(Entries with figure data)
┄┄┄┄┄┄┄┄┄┄
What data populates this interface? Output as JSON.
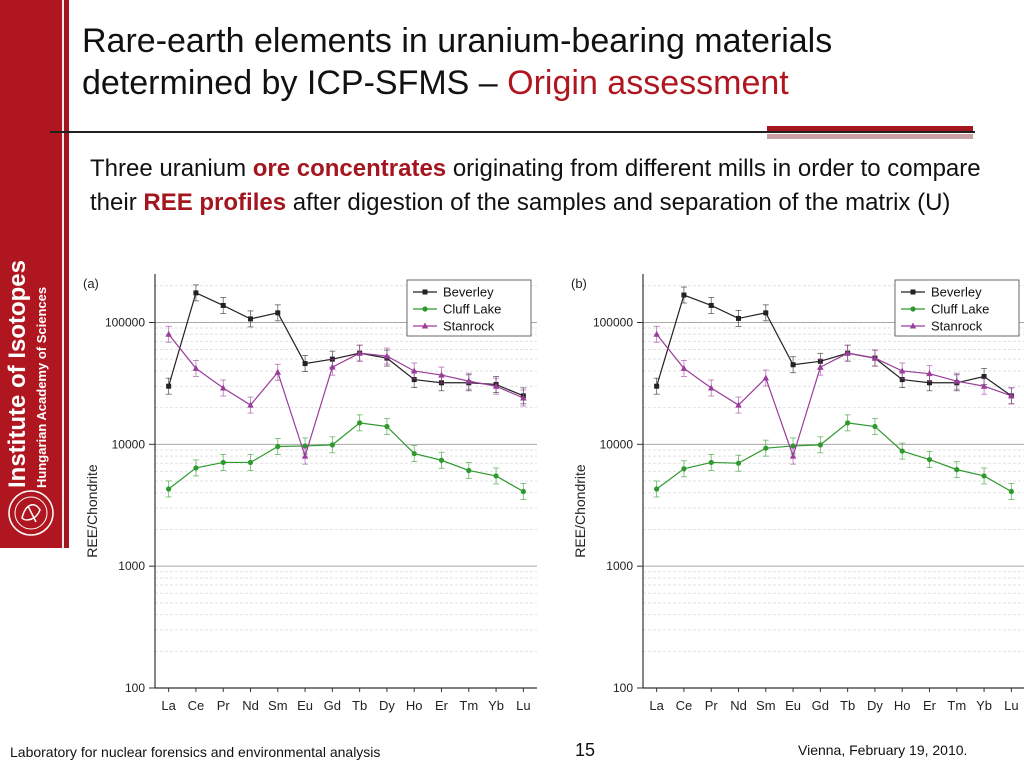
{
  "sidebar": {
    "institute": "Institute of Isotopes",
    "academy": "Hungarian Academy of Sciences"
  },
  "title": {
    "line1": "Rare-earth elements in uranium-bearing materials",
    "line2_prefix": "determined by ICP-SFMS – ",
    "line2_accent": "Origin assessment"
  },
  "body": {
    "part1": "Three uranium ",
    "hl1": "ore concentrates",
    "part2": " originating from different mills in order to compare their ",
    "hl2": "REE profiles",
    "part3": " after digestion of the samples and separation of the matrix (U)"
  },
  "colors": {
    "beverley": "#222222",
    "cluff_lake": "#2e9a2e",
    "stanrock": "#9a3c9a",
    "accent": "#a3161f"
  },
  "chart_data": [
    {
      "type": "line",
      "panel_label": "(a)",
      "ylabel": "REE/Chondrite",
      "xlabel": "",
      "yscale": "log",
      "ylim": [
        100,
        250000
      ],
      "yticks": [
        100,
        1000,
        10000,
        100000
      ],
      "ytick_labels": [
        "100",
        "1000",
        "10000",
        "100000"
      ],
      "legend": "top-right",
      "grid": true,
      "categories": [
        "La",
        "Ce",
        "Pr",
        "Nd",
        "Sm",
        "Eu",
        "Gd",
        "Tb",
        "Dy",
        "Ho",
        "Er",
        "Tm",
        "Yb",
        "Lu"
      ],
      "series": [
        {
          "name": "Beverley",
          "color": "#222222",
          "marker": "square",
          "values": [
            30000,
            175000,
            138000,
            107000,
            120000,
            46000,
            50000,
            56000,
            51000,
            34000,
            32000,
            32000,
            31000,
            25000
          ]
        },
        {
          "name": "Cluff Lake",
          "color": "#2e9a2e",
          "marker": "circle",
          "values": [
            4300,
            6400,
            7100,
            7100,
            9600,
            9700,
            9900,
            15000,
            14000,
            8400,
            7400,
            6100,
            5500,
            4100
          ]
        },
        {
          "name": "Stanrock",
          "color": "#9a3c9a",
          "marker": "triangle",
          "values": [
            80000,
            42000,
            29000,
            21000,
            39000,
            8000,
            43000,
            56000,
            53000,
            40000,
            37000,
            33000,
            30000,
            24000
          ]
        }
      ]
    },
    {
      "type": "line",
      "panel_label": "(b)",
      "ylabel": "REE/Chondrite",
      "xlabel": "",
      "yscale": "log",
      "ylim": [
        100,
        250000
      ],
      "yticks": [
        100,
        1000,
        10000,
        100000
      ],
      "ytick_labels": [
        "100",
        "1000",
        "10000",
        "100000"
      ],
      "legend": "top-right",
      "grid": true,
      "categories": [
        "La",
        "Ce",
        "Pr",
        "Nd",
        "Sm",
        "Eu",
        "Gd",
        "Tb",
        "Dy",
        "Ho",
        "Er",
        "Tm",
        "Yb",
        "Lu"
      ],
      "series": [
        {
          "name": "Beverley",
          "color": "#222222",
          "marker": "square",
          "values": [
            30000,
            168000,
            138000,
            108000,
            120000,
            45000,
            48000,
            56000,
            51000,
            34000,
            32000,
            32000,
            36000,
            25000
          ]
        },
        {
          "name": "Cluff Lake",
          "color": "#2e9a2e",
          "marker": "circle",
          "values": [
            4300,
            6300,
            7100,
            7000,
            9300,
            9700,
            9900,
            15000,
            14000,
            8800,
            7500,
            6200,
            5500,
            4100
          ]
        },
        {
          "name": "Stanrock",
          "color": "#9a3c9a",
          "marker": "triangle",
          "values": [
            80000,
            42000,
            29000,
            21000,
            35000,
            8000,
            43000,
            56000,
            51000,
            40000,
            38000,
            33000,
            30000,
            25000
          ]
        }
      ]
    }
  ],
  "footer": {
    "left": "Laboratory for nuclear forensics and environmental analysis",
    "page": "15",
    "right": "Vienna, February 19, 2010."
  }
}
┄┄┄┄┄┄┄┄┄┄
◆ **What the task asks**: Repeat the full listing above exactly, with no pictures in the copy.

◆ **Output for this exercise**:
What data populates this interface? Output as JSON.
{
  "sidebar": {
    "institute": "Institute of Isotopes",
    "academy": "Hungarian Academy of Sciences"
  },
  "title": {
    "line1": "Rare-earth elements in uranium-bearing materials",
    "line2_prefix": "determined by ICP-SFMS – ",
    "line2_accent": "Origin assessment"
  },
  "body": {
    "part1": "Three uranium ",
    "hl1": "ore concentrates",
    "part2": " originating from different mills in order to compare their ",
    "hl2": "REE profiles",
    "part3": " after digestion of the samples and separation of the matrix (U)"
  },
  "colors": {
    "beverley": "#222222",
    "cluff_lake": "#2e9a2e",
    "stanrock": "#9a3c9a",
    "accent": "#a3161f"
  },
  "chart_data": [
    {
      "type": "line",
      "panel_label": "(a)",
      "ylabel": "REE/Chondrite",
      "xlabel": "",
      "yscale": "log",
      "ylim": [
        100,
        250000
      ],
      "yticks": [
        100,
        1000,
        10000,
        100000
      ],
      "ytick_labels": [
        "100",
        "1000",
        "10000",
        "100000"
      ],
      "legend": "top-right",
      "grid": true,
      "categories": [
        "La",
        "Ce",
        "Pr",
        "Nd",
        "Sm",
        "Eu",
        "Gd",
        "Tb",
        "Dy",
        "Ho",
        "Er",
        "Tm",
        "Yb",
        "Lu"
      ],
      "series": [
        {
          "name": "Beverley",
          "color": "#222222",
          "marker": "square",
          "values": [
            30000,
            175000,
            138000,
            107000,
            120000,
            46000,
            50000,
            56000,
            51000,
            34000,
            32000,
            32000,
            31000,
            25000
          ]
        },
        {
          "name": "Cluff Lake",
          "color": "#2e9a2e",
          "marker": "circle",
          "values": [
            4300,
            6400,
            7100,
            7100,
            9600,
            9700,
            9900,
            15000,
            14000,
            8400,
            7400,
            6100,
            5500,
            4100
          ]
        },
        {
          "name": "Stanrock",
          "color": "#9a3c9a",
          "marker": "triangle",
          "values": [
            80000,
            42000,
            29000,
            21000,
            39000,
            8000,
            43000,
            56000,
            53000,
            40000,
            37000,
            33000,
            30000,
            24000
          ]
        }
      ]
    },
    {
      "type": "line",
      "panel_label": "(b)",
      "ylabel": "REE/Chondrite",
      "xlabel": "",
      "yscale": "log",
      "ylim": [
        100,
        250000
      ],
      "yticks": [
        100,
        1000,
        10000,
        100000
      ],
      "ytick_labels": [
        "100",
        "1000",
        "10000",
        "100000"
      ],
      "legend": "top-right",
      "grid": true,
      "categories": [
        "La",
        "Ce",
        "Pr",
        "Nd",
        "Sm",
        "Eu",
        "Gd",
        "Tb",
        "Dy",
        "Ho",
        "Er",
        "Tm",
        "Yb",
        "Lu"
      ],
      "series": [
        {
          "name": "Beverley",
          "color": "#222222",
          "marker": "square",
          "values": [
            30000,
            168000,
            138000,
            108000,
            120000,
            45000,
            48000,
            56000,
            51000,
            34000,
            32000,
            32000,
            36000,
            25000
          ]
        },
        {
          "name": "Cluff Lake",
          "color": "#2e9a2e",
          "marker": "circle",
          "values": [
            4300,
            6300,
            7100,
            7000,
            9300,
            9700,
            9900,
            15000,
            14000,
            8800,
            7500,
            6200,
            5500,
            4100
          ]
        },
        {
          "name": "Stanrock",
          "color": "#9a3c9a",
          "marker": "triangle",
          "values": [
            80000,
            42000,
            29000,
            21000,
            35000,
            8000,
            43000,
            56000,
            51000,
            40000,
            38000,
            33000,
            30000,
            25000
          ]
        }
      ]
    }
  ],
  "footer": {
    "left": "Laboratory for nuclear forensics and environmental analysis",
    "page": "15",
    "right": "Vienna, February 19, 2010."
  }
}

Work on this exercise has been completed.